Exercise directions: Pick out each line in these entries that contains the string "英ポンド".

Figure contents as structured data
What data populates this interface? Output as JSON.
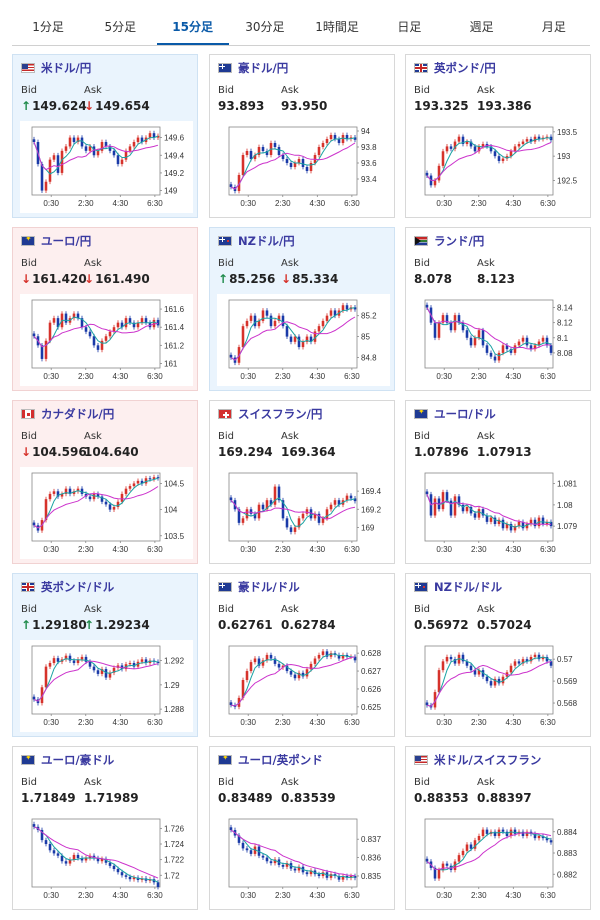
{
  "tabs": [
    {
      "label": "1分足",
      "active": false
    },
    {
      "label": "5分足",
      "active": false
    },
    {
      "label": "15分足",
      "active": true
    },
    {
      "label": "30分足",
      "active": false
    },
    {
      "label": "1時間足",
      "active": false
    },
    {
      "label": "日足",
      "active": false
    },
    {
      "label": "週足",
      "active": false
    },
    {
      "label": "月足",
      "active": false
    }
  ],
  "colors": {
    "up_candle": "#d6322b",
    "down_candle": "#1a3aa8",
    "ma_short": "#1aa3a3",
    "ma_long": "#cc33cc",
    "up_arrow": "#1e8a4a",
    "down_arrow": "#d6322b"
  },
  "pairs": [
    {
      "name": "米ドル/円",
      "flag": "us",
      "state": "up",
      "bid_label": "Bid",
      "ask_label": "Ask",
      "bid": "149.624",
      "ask": "149.654",
      "bid_dir": "up",
      "ask_dir": "down",
      "chart_data": {
        "type": "candlestick",
        "x_ticks": [
          "0:30",
          "2:30",
          "4:30",
          "6:30"
        ],
        "y_ticks": [
          "149.6",
          "149.4",
          "149.2",
          "149"
        ],
        "y_range": [
          148.95,
          149.72
        ],
        "close": [
          149.55,
          149.3,
          149.0,
          149.1,
          149.35,
          149.4,
          149.2,
          149.45,
          149.5,
          149.6,
          149.55,
          149.6,
          149.5,
          149.45,
          149.5,
          149.4,
          149.45,
          149.55,
          149.5,
          149.45,
          149.4,
          149.3,
          149.35,
          149.45,
          149.5,
          149.55,
          149.6,
          149.55,
          149.6,
          149.65,
          149.6,
          149.62
        ]
      }
    },
    {
      "name": "豪ドル/円",
      "flag": "au",
      "state": "",
      "bid_label": "Bid",
      "ask_label": "Ask",
      "bid": "93.893",
      "ask": "93.950",
      "bid_dir": "",
      "ask_dir": "",
      "chart_data": {
        "type": "candlestick",
        "x_ticks": [
          "0:30",
          "2:30",
          "4:30",
          "6:30"
        ],
        "y_ticks": [
          "94",
          "93.8",
          "93.6",
          "93.4"
        ],
        "y_range": [
          93.2,
          94.05
        ],
        "close": [
          93.3,
          93.25,
          93.45,
          93.7,
          93.75,
          93.65,
          93.7,
          93.8,
          93.75,
          93.7,
          93.85,
          93.8,
          93.7,
          93.65,
          93.6,
          93.55,
          93.6,
          93.65,
          93.55,
          93.5,
          93.6,
          93.7,
          93.8,
          93.85,
          93.9,
          93.95,
          93.9,
          93.85,
          93.95,
          93.9,
          93.92,
          93.89
        ]
      }
    },
    {
      "name": "英ポンド/円",
      "flag": "gb",
      "state": "",
      "bid_label": "Bid",
      "ask_label": "Ask",
      "bid": "193.325",
      "ask": "193.386",
      "bid_dir": "",
      "ask_dir": "",
      "chart_data": {
        "type": "candlestick",
        "x_ticks": [
          "0:30",
          "2:30",
          "4:30",
          "6:30"
        ],
        "y_ticks": [
          "193.5",
          "193",
          "192.5"
        ],
        "y_range": [
          192.2,
          193.6
        ],
        "close": [
          192.6,
          192.4,
          192.5,
          192.8,
          193.1,
          193.2,
          193.15,
          193.3,
          193.4,
          193.25,
          193.3,
          193.2,
          193.1,
          193.2,
          193.25,
          193.2,
          193.1,
          193.0,
          192.9,
          192.95,
          193.0,
          193.1,
          193.2,
          193.25,
          193.3,
          193.35,
          193.3,
          193.4,
          193.35,
          193.38,
          193.4,
          193.33
        ]
      }
    },
    {
      "name": "ユーロ/円",
      "flag": "eu",
      "state": "down",
      "bid_label": "Bid",
      "ask_label": "Ask",
      "bid": "161.420",
      "ask": "161.490",
      "bid_dir": "down",
      "ask_dir": "down",
      "chart_data": {
        "type": "candlestick",
        "x_ticks": [
          "0:30",
          "2:30",
          "4:30",
          "6:30"
        ],
        "y_ticks": [
          "161.6",
          "161.4",
          "161.2",
          "161"
        ],
        "y_range": [
          160.95,
          161.7
        ],
        "close": [
          161.3,
          161.2,
          161.05,
          161.25,
          161.45,
          161.5,
          161.4,
          161.55,
          161.45,
          161.5,
          161.55,
          161.5,
          161.4,
          161.35,
          161.3,
          161.2,
          161.15,
          161.25,
          161.3,
          161.35,
          161.4,
          161.45,
          161.4,
          161.5,
          161.45,
          161.4,
          161.45,
          161.5,
          161.45,
          161.4,
          161.48,
          161.42
        ]
      }
    },
    {
      "name": "NZドル/円",
      "flag": "nz",
      "state": "up",
      "bid_label": "Bid",
      "ask_label": "Ask",
      "bid": "85.256",
      "ask": "85.334",
      "bid_dir": "up",
      "ask_dir": "down",
      "chart_data": {
        "type": "candlestick",
        "x_ticks": [
          "0:30",
          "2:30",
          "4:30",
          "6:30"
        ],
        "y_ticks": [
          "85.2",
          "85",
          "84.8"
        ],
        "y_range": [
          84.7,
          85.35
        ],
        "close": [
          84.8,
          84.75,
          84.9,
          85.1,
          85.15,
          85.2,
          85.1,
          85.15,
          85.25,
          85.2,
          85.1,
          85.15,
          85.2,
          85.1,
          85.0,
          84.95,
          85.0,
          84.9,
          84.95,
          85.0,
          84.95,
          85.05,
          85.1,
          85.15,
          85.2,
          85.25,
          85.2,
          85.25,
          85.3,
          85.26,
          85.28,
          85.26
        ]
      }
    },
    {
      "name": "ランド/円",
      "flag": "za",
      "state": "",
      "bid_label": "Bid",
      "ask_label": "Ask",
      "bid": "8.078",
      "ask": "8.123",
      "bid_dir": "",
      "ask_dir": "",
      "chart_data": {
        "type": "candlestick",
        "x_ticks": [
          "0:30",
          "2:30",
          "4:30",
          "6:30"
        ],
        "y_ticks": [
          "8.14",
          "8.12",
          "8.1",
          "8.08"
        ],
        "y_range": [
          8.06,
          8.15
        ],
        "close": [
          8.14,
          8.12,
          8.1,
          8.12,
          8.13,
          8.12,
          8.11,
          8.13,
          8.12,
          8.11,
          8.1,
          8.09,
          8.1,
          8.11,
          8.09,
          8.08,
          8.075,
          8.07,
          8.08,
          8.09,
          8.085,
          8.08,
          8.09,
          8.095,
          8.1,
          8.09,
          8.085,
          8.09,
          8.095,
          8.1,
          8.09,
          8.08
        ]
      }
    },
    {
      "name": "カナダドル/円",
      "flag": "ca",
      "state": "down",
      "bid_label": "Bid",
      "ask_label": "Ask",
      "bid": "104.596",
      "ask": "104.640",
      "bid_dir": "down",
      "ask_dir": "",
      "chart_data": {
        "type": "candlestick",
        "x_ticks": [
          "0:30",
          "2:30",
          "4:30",
          "6:30"
        ],
        "y_ticks": [
          "104.5",
          "104",
          "103.5"
        ],
        "y_range": [
          103.4,
          104.7
        ],
        "close": [
          103.7,
          103.6,
          103.8,
          104.2,
          104.3,
          104.35,
          104.25,
          104.3,
          104.4,
          104.3,
          104.35,
          104.4,
          104.3,
          104.25,
          104.2,
          104.3,
          104.25,
          104.15,
          104.1,
          104.0,
          104.05,
          104.15,
          104.3,
          104.4,
          104.45,
          104.5,
          104.55,
          104.5,
          104.6,
          104.58,
          104.62,
          104.6
        ]
      }
    },
    {
      "name": "スイスフラン/円",
      "flag": "ch",
      "state": "",
      "bid_label": "Bid",
      "ask_label": "Ask",
      "bid": "169.294",
      "ask": "169.364",
      "bid_dir": "",
      "ask_dir": "",
      "chart_data": {
        "type": "candlestick",
        "x_ticks": [
          "0:30",
          "2:30",
          "4:30",
          "6:30"
        ],
        "y_ticks": [
          "169.4",
          "169.2",
          "169"
        ],
        "y_range": [
          168.85,
          169.6
        ],
        "close": [
          169.3,
          169.2,
          169.05,
          169.1,
          169.2,
          169.15,
          169.1,
          169.25,
          169.2,
          169.3,
          169.25,
          169.45,
          169.3,
          169.1,
          169.0,
          168.95,
          169.0,
          169.1,
          169.15,
          169.2,
          169.1,
          169.15,
          169.05,
          169.1,
          169.2,
          169.25,
          169.3,
          169.25,
          169.3,
          169.35,
          169.32,
          169.29
        ]
      }
    },
    {
      "name": "ユーロ/ドル",
      "flag": "eu",
      "state": "",
      "bid_label": "Bid",
      "ask_label": "Ask",
      "bid": "1.07896",
      "ask": "1.07913",
      "bid_dir": "",
      "ask_dir": "",
      "chart_data": {
        "type": "candlestick",
        "x_ticks": [
          "0:30",
          "2:30",
          "4:30",
          "6:30"
        ],
        "y_ticks": [
          "1.081",
          "1.08",
          "1.079"
        ],
        "y_range": [
          1.0783,
          1.0815
        ],
        "close": [
          1.0805,
          1.0795,
          1.0803,
          1.0798,
          1.0806,
          1.0802,
          1.0795,
          1.0804,
          1.08,
          1.0797,
          1.0799,
          1.0796,
          1.0794,
          1.0798,
          1.0795,
          1.0792,
          1.0794,
          1.0791,
          1.0793,
          1.0789,
          1.0791,
          1.0788,
          1.079,
          1.0792,
          1.0789,
          1.0791,
          1.0793,
          1.079,
          1.0794,
          1.0791,
          1.0792,
          1.079
        ]
      }
    },
    {
      "name": "英ポンド/ドル",
      "flag": "gb",
      "state": "up",
      "bid_label": "Bid",
      "ask_label": "Ask",
      "bid": "1.29180",
      "ask": "1.29234",
      "bid_dir": "up",
      "ask_dir": "up",
      "chart_data": {
        "type": "candlestick",
        "x_ticks": [
          "0:30",
          "2:30",
          "4:30",
          "6:30"
        ],
        "y_ticks": [
          "1.292",
          "1.29",
          "1.288"
        ],
        "y_range": [
          1.2876,
          1.2932
        ],
        "close": [
          1.2888,
          1.2885,
          1.2898,
          1.2915,
          1.2918,
          1.2922,
          1.2919,
          1.2921,
          1.2924,
          1.292,
          1.2918,
          1.2921,
          1.2923,
          1.2919,
          1.2915,
          1.2912,
          1.2909,
          1.2913,
          1.2906,
          1.291,
          1.2914,
          1.2916,
          1.2913,
          1.2917,
          1.2918,
          1.2915,
          1.2919,
          1.2921,
          1.2918,
          1.292,
          1.2919,
          1.2918
        ]
      }
    },
    {
      "name": "豪ドル/ドル",
      "flag": "au",
      "state": "",
      "bid_label": "Bid",
      "ask_label": "Ask",
      "bid": "0.62761",
      "ask": "0.62784",
      "bid_dir": "",
      "ask_dir": "",
      "chart_data": {
        "type": "candlestick",
        "x_ticks": [
          "0:30",
          "2:30",
          "4:30",
          "6:30"
        ],
        "y_ticks": [
          "0.628",
          "0.627",
          "0.626",
          "0.625"
        ],
        "y_range": [
          0.6246,
          0.6284
        ],
        "close": [
          0.6251,
          0.625,
          0.6255,
          0.6265,
          0.627,
          0.6275,
          0.6277,
          0.6273,
          0.6276,
          0.6279,
          0.6277,
          0.6274,
          0.6272,
          0.6273,
          0.627,
          0.6268,
          0.6266,
          0.6269,
          0.6267,
          0.6271,
          0.6274,
          0.6277,
          0.6279,
          0.6281,
          0.6278,
          0.628,
          0.6279,
          0.6277,
          0.6279,
          0.6278,
          0.6278,
          0.6276
        ]
      }
    },
    {
      "name": "NZドル/ドル",
      "flag": "nz",
      "state": "",
      "bid_label": "Bid",
      "ask_label": "Ask",
      "bid": "0.56972",
      "ask": "0.57024",
      "bid_dir": "",
      "ask_dir": "",
      "chart_data": {
        "type": "candlestick",
        "x_ticks": [
          "0:30",
          "2:30",
          "4:30",
          "6:30"
        ],
        "y_ticks": [
          "0.57",
          "0.569",
          "0.568"
        ],
        "y_range": [
          0.5675,
          0.5706
        ],
        "close": [
          0.5679,
          0.5678,
          0.5685,
          0.5695,
          0.5699,
          0.5701,
          0.57,
          0.5698,
          0.5702,
          0.5699,
          0.5697,
          0.5695,
          0.5693,
          0.5695,
          0.5692,
          0.569,
          0.5688,
          0.5691,
          0.5689,
          0.5692,
          0.5694,
          0.5697,
          0.5699,
          0.5698,
          0.57,
          0.5699,
          0.5701,
          0.5702,
          0.57,
          0.5701,
          0.5699,
          0.5697
        ]
      }
    },
    {
      "name": "ユーロ/豪ドル",
      "flag": "eu",
      "state": "",
      "bid_label": "Bid",
      "ask_label": "Ask",
      "bid": "1.71849",
      "ask": "1.71989",
      "bid_dir": "",
      "ask_dir": "",
      "chart_data": {
        "type": "candlestick",
        "x_ticks": [
          "0:30",
          "2:30",
          "4:30",
          "6:30"
        ],
        "y_ticks": [
          "1.726",
          "1.724",
          "1.722",
          "1.72"
        ],
        "y_range": [
          1.7185,
          1.7272
        ],
        "close": [
          1.7262,
          1.7258,
          1.7245,
          1.724,
          1.7232,
          1.7228,
          1.7225,
          1.7218,
          1.7215,
          1.722,
          1.7226,
          1.7222,
          1.7219,
          1.7222,
          1.7225,
          1.7222,
          1.7218,
          1.7221,
          1.7216,
          1.7212,
          1.7208,
          1.7204,
          1.72,
          1.7198,
          1.7195,
          1.7197,
          1.7194,
          1.7196,
          1.7193,
          1.7195,
          1.7191,
          1.7185
        ]
      }
    },
    {
      "name": "ユーロ/英ポンド",
      "flag": "eu",
      "state": "",
      "bid_label": "Bid",
      "ask_label": "Ask",
      "bid": "0.83489",
      "ask": "0.83539",
      "bid_dir": "",
      "ask_dir": "",
      "chart_data": {
        "type": "candlestick",
        "x_ticks": [
          "0:30",
          "2:30",
          "4:30",
          "6:30"
        ],
        "y_ticks": [
          "0.837",
          "0.836",
          "0.835"
        ],
        "y_range": [
          0.8344,
          0.8381
        ],
        "close": [
          0.8375,
          0.8372,
          0.8368,
          0.8365,
          0.8364,
          0.8362,
          0.8366,
          0.8361,
          0.836,
          0.8358,
          0.8357,
          0.8359,
          0.8356,
          0.8355,
          0.8357,
          0.8354,
          0.8353,
          0.8355,
          0.8352,
          0.8351,
          0.8353,
          0.8351,
          0.835,
          0.8352,
          0.8349,
          0.8351,
          0.835,
          0.8348,
          0.835,
          0.8349,
          0.835,
          0.8349
        ]
      }
    },
    {
      "name": "米ドル/スイスフラン",
      "flag": "us",
      "state": "",
      "bid_label": "Bid",
      "ask_label": "Ask",
      "bid": "0.88353",
      "ask": "0.88397",
      "bid_dir": "",
      "ask_dir": "",
      "chart_data": {
        "type": "candlestick",
        "x_ticks": [
          "0:30",
          "2:30",
          "4:30",
          "6:30"
        ],
        "y_ticks": [
          "0.884",
          "0.883",
          "0.882"
        ],
        "y_range": [
          0.8814,
          0.8846
        ],
        "close": [
          0.8826,
          0.8823,
          0.8818,
          0.8822,
          0.8825,
          0.8824,
          0.8822,
          0.8826,
          0.8829,
          0.8831,
          0.8834,
          0.8832,
          0.8836,
          0.8838,
          0.8841,
          0.8839,
          0.884,
          0.8838,
          0.8841,
          0.884,
          0.8838,
          0.8841,
          0.8839,
          0.884,
          0.8838,
          0.884,
          0.8839,
          0.8837,
          0.8838,
          0.8837,
          0.8836,
          0.8835
        ]
      }
    }
  ]
}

Task response:
      "name": "英ポンド/円",
      "name": "英ポンド/ドル",
      "name": "ユーロ/英ポンド",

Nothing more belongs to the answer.